• GIVEN REQUEST
Transcribe each line exactly.

======== EXTRACTED ENTRIES

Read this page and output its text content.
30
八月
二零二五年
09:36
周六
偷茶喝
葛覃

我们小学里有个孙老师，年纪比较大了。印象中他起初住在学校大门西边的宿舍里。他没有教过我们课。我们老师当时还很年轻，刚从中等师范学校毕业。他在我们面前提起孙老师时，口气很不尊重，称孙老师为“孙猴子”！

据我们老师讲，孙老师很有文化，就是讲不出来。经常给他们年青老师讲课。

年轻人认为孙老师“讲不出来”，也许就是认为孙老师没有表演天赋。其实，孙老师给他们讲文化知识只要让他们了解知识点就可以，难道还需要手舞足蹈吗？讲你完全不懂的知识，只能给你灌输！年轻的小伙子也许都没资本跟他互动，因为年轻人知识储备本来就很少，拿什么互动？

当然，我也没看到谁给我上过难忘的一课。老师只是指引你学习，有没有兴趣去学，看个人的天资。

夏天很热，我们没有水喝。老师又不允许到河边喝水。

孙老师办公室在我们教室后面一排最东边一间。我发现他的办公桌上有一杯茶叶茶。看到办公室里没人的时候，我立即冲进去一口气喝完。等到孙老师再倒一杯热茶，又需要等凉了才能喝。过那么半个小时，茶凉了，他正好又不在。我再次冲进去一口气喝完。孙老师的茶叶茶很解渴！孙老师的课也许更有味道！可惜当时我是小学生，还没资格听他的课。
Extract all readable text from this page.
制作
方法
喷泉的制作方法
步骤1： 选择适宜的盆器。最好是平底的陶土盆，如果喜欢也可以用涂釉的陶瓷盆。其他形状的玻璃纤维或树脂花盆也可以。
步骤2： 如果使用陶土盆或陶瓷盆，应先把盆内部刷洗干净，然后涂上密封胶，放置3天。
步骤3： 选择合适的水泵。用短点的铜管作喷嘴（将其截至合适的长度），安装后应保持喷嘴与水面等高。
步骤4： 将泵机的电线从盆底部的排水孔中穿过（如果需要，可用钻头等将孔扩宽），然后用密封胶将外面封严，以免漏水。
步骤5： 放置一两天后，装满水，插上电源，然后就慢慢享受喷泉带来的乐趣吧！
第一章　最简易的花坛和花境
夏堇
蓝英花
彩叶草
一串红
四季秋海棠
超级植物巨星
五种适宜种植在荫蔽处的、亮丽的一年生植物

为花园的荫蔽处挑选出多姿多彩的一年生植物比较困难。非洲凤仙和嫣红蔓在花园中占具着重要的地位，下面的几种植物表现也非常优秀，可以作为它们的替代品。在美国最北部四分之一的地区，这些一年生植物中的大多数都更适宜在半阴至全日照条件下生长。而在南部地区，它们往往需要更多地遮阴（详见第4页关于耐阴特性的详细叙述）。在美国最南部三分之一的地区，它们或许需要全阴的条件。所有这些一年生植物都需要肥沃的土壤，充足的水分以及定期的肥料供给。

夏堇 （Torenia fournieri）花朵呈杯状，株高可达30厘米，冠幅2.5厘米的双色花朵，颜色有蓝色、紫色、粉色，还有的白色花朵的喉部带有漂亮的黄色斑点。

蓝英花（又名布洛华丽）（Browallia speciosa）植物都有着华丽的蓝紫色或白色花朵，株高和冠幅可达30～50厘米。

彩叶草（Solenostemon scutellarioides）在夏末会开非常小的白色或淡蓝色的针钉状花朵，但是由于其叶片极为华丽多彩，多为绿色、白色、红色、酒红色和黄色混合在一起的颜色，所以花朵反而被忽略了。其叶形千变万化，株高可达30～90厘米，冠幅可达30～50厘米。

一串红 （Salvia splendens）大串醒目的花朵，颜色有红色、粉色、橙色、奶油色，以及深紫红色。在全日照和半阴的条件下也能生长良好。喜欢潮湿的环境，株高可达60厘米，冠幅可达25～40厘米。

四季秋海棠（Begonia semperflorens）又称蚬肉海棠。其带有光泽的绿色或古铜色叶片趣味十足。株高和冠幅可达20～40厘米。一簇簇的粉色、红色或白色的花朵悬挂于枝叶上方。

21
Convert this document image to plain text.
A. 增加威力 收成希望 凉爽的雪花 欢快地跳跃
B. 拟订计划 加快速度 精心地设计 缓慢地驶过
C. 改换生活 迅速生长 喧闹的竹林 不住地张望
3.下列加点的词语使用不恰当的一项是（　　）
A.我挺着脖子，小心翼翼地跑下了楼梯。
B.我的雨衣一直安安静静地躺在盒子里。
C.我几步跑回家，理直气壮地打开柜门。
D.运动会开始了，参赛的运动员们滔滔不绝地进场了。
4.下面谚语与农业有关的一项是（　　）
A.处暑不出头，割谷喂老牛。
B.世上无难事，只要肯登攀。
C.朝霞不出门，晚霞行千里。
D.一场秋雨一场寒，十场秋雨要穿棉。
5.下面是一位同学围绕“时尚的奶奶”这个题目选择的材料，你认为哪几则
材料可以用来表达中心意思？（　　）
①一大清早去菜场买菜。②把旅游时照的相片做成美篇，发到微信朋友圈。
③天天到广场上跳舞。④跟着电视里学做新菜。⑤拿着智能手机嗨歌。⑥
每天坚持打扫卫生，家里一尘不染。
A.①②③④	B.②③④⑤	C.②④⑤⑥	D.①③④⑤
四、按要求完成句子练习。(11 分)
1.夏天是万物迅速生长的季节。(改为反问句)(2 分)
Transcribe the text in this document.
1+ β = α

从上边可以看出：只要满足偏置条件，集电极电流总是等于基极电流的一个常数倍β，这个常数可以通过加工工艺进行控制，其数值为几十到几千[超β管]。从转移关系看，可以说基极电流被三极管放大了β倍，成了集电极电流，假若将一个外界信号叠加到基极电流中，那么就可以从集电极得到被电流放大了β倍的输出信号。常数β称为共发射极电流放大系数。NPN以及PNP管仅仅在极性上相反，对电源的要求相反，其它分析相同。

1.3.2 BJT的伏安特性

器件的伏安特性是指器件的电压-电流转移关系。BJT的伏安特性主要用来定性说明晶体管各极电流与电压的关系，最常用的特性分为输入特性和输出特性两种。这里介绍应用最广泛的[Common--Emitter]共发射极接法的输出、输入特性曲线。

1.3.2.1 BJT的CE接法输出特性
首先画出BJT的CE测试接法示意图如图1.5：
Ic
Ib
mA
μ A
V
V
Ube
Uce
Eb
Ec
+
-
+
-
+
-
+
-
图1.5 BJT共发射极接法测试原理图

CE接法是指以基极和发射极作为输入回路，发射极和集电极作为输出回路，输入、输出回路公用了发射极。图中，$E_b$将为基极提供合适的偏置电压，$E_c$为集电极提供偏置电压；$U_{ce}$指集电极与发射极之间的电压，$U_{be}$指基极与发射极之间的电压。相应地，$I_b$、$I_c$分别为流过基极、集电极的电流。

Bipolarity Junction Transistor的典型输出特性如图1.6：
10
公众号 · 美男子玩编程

================

• CORRECT ANSWER
Read this page and output its text content.
30
八月
二零二五年
09:36
周六
偷茶喝
葛覃

我们小学里有个孙老师，年纪比较大了。印象中他起初住在学校大门西边的宿舍里。他没有教过我们课。我们老师当时还很年轻，刚从中等师范学校毕业。他在我们面前提起孙老师时，口气很不尊重，称孙老师为“孙猴子”！

据我们老师讲，孙老师很有文化，就是讲不出来。经常给他们年青老师讲课。

年轻人认为孙老师“讲不出来”，也许就是认为孙老师没有表演天赋。其实，孙老师给他们讲文化知识只要让他们了解知识点就可以，难道还需要手舞足蹈吗？讲你完全不懂的知识，只能给你灌输！年轻的小伙子也许都没资本跟他互动，因为年轻人知识储备本来就很少，拿什么互动？

当然，我也没看到谁给我上过难忘的一课。老师只是指引你学习，有没有兴趣去学，看个人的天资。

夏天很热，我们没有水喝。老师又不允许到河边喝水。

孙老师办公室在我们教室后面一排最东边一间。我发现他的办公桌上有一杯茶叶茶。看到办公室里没人的时候，我立即冲进去一口气喝完。等到孙老师再倒一杯热茶，又需要等凉了才能喝。过那么半个小时，茶凉了，他正好又不在。我再次冲进去一口气喝完。孙老师的茶叶茶很解渴！孙老师的课也许更有味道！可惜当时我是小学生，还没资格听他的课。
Extract all readable text from this page.
制作
方法
喷泉的制作方法
步骤1： 选择适宜的盆器。最好是平底的陶土盆，如果喜欢也可以用涂釉的陶瓷盆。其他形状的玻璃纤维或树脂花盆也可以。
步骤2： 如果使用陶土盆或陶瓷盆，应先把盆内部刷洗干净，然后涂上密封胶，放置3天。
步骤3： 选择合适的水泵。用短点的铜管作喷嘴（将其截至合适的长度），安装后应保持喷嘴与水面等高。
步骤4： 将泵机的电线从盆底部的排水孔中穿过（如果需要，可用钻头等将孔扩宽），然后用密封胶将外面封严，以免漏水。
步骤5： 放置一两天后，装满水，插上电源，然后就慢慢享受喷泉带来的乐趣吧！
第一章　最简易的花坛和花境
夏堇
蓝英花
彩叶草
一串红
四季秋海棠
超级植物巨星
五种适宜种植在荫蔽处的、亮丽的一年生植物

为花园的荫蔽处挑选出多姿多彩的一年生植物比较困难。非洲凤仙和嫣红蔓在花园中占具着重要的地位，下面的几种植物表现也非常优秀，可以作为它们的替代品。在美国最北部四分之一的地区，这些一年生植物中的大多数都更适宜在半阴至全日照条件下生长。而在南部地区，它们往往需要更多地遮阴（详见第4页关于耐阴特性的详细叙述）。在美国最南部三分之一的地区，它们或许需要全阴的条件。所有这些一年生植物都需要肥沃的土壤，充足的水分以及定期的肥料供给。

夏堇 （Torenia fournieri）花朵呈杯状，株高可达30厘米，冠幅2.5厘米的双色花朵，颜色有蓝色、紫色、粉色，还有的白色花朵的喉部带有漂亮的黄色斑点。

蓝英花（又名布洛华丽）（Browallia speciosa）植物都有着华丽的蓝紫色或白色花朵，株高和冠幅可达30～50厘米。

彩叶草（Solenostemon scutellarioides）在夏末会开非常小的白色或淡蓝色的针钉状花朵，但是由于其叶片极为华丽多彩，多为绿色、白色、红色、酒红色和黄色混合在一起的颜色，所以花朵反而被忽略了。其叶形千变万化，株高可达30～90厘米，冠幅可达30～50厘米。

一串红 （Salvia splendens）大串醒目的花朵，颜色有红色、粉色、橙色、奶油色，以及深紫红色。在全日照和半阴的条件下也能生长良好。喜欢潮湿的环境，株高可达60厘米，冠幅可达25～40厘米。

四季秋海棠（Begonia semperflorens）又称蚬肉海棠。其带有光泽的绿色或古铜色叶片趣味十足。株高和冠幅可达20～40厘米。一簇簇的粉色、红色或白色的花朵悬挂于枝叶上方。

21
Convert this document image to plain text.
A. 增加威力 收成希望 凉爽的雪花 欢快地跳跃
B. 拟订计划 加快速度 精心地设计 缓慢地驶过
C. 改换生活 迅速生长 喧闹的竹林 不住地张望
3.下列加点的词语使用不恰当的一项是（　　）
A.我挺着脖子，小心翼翼地跑下了楼梯。
B.我的雨衣一直安安静静地躺在盒子里。
C.我几步跑回家，理直气壮地打开柜门。
D.运动会开始了，参赛的运动员们滔滔不绝地进场了。
4.下面谚语与农业有关的一项是（　　）
A.处暑不出头，割谷喂老牛。
B.世上无难事，只要肯登攀。
C.朝霞不出门，晚霞行千里。
D.一场秋雨一场寒，十场秋雨要穿棉。
5.下面是一位同学围绕“时尚的奶奶”这个题目选择的材料，你认为哪几则
材料可以用来表达中心意思？（　　）
①一大清早去菜场买菜。②把旅游时照的相片做成美篇，发到微信朋友圈。
③天天到广场上跳舞。④跟着电视里学做新菜。⑤拿着智能手机嗨歌。⑥
每天坚持打扫卫生，家里一尘不染。
A.①②③④	B.②③④⑤	C.②④⑤⑥	D.①③④⑤
四、按要求完成句子练习。(11 分)
1.夏天是万物迅速生长的季节。(改为反问句)(2 分)
Transcribe the text in this document.
1+ β = α

从上边可以看出：只要满足偏置条件，集电极电流总是等于基极电流的一个常数倍β，这个常数可以通过加工工艺进行控制，其数值为几十到几千[超β管]。从转移关系看，可以说基极电流被三极管放大了β倍，成了集电极电流，假若将一个外界信号叠加到基极电流中，那么就可以从集电极得到被电流放大了β倍的输出信号。常数β称为共发射极电流放大系数。NPN以及PNP管仅仅在极性上相反，对电源的要求相反，其它分析相同。

1.3.2 BJT的伏安特性

器件的伏安特性是指器件的电压-电流转移关系。BJT的伏安特性主要用来定性说明晶体管各极电流与电压的关系，最常用的特性分为输入特性和输出特性两种。这里介绍应用最广泛的[Common--Emitter]共发射极接法的输出、输入特性曲线。

1.3.2.1 BJT的CE接法输出特性
首先画出BJT的CE测试接法示意图如图1.5：
Ic
Ib
mA
μ A
V
V
Ube
Uce
Eb
Ec
+
-
+
-
+
-
+
-
图1.5 BJT共发射极接法测试原理图

CE接法是指以基极和发射极作为输入回路，发射极和集电极作为输出回路，输入、输出回路公用了发射极。图中，$E_b$将为基极提供合适的偏置电压，$E_c$为集电极提供偏置电压；$U_{ce}$指集电极与发射极之间的电压，$U_{be}$指基极与发射极之间的电压。相应地，$I_b$、$I_c$分别为流过基极、集电极的电流。

Bipolarity Junction Transistor的典型输出特性如图1.6：
10
公众号 · 美男子玩编程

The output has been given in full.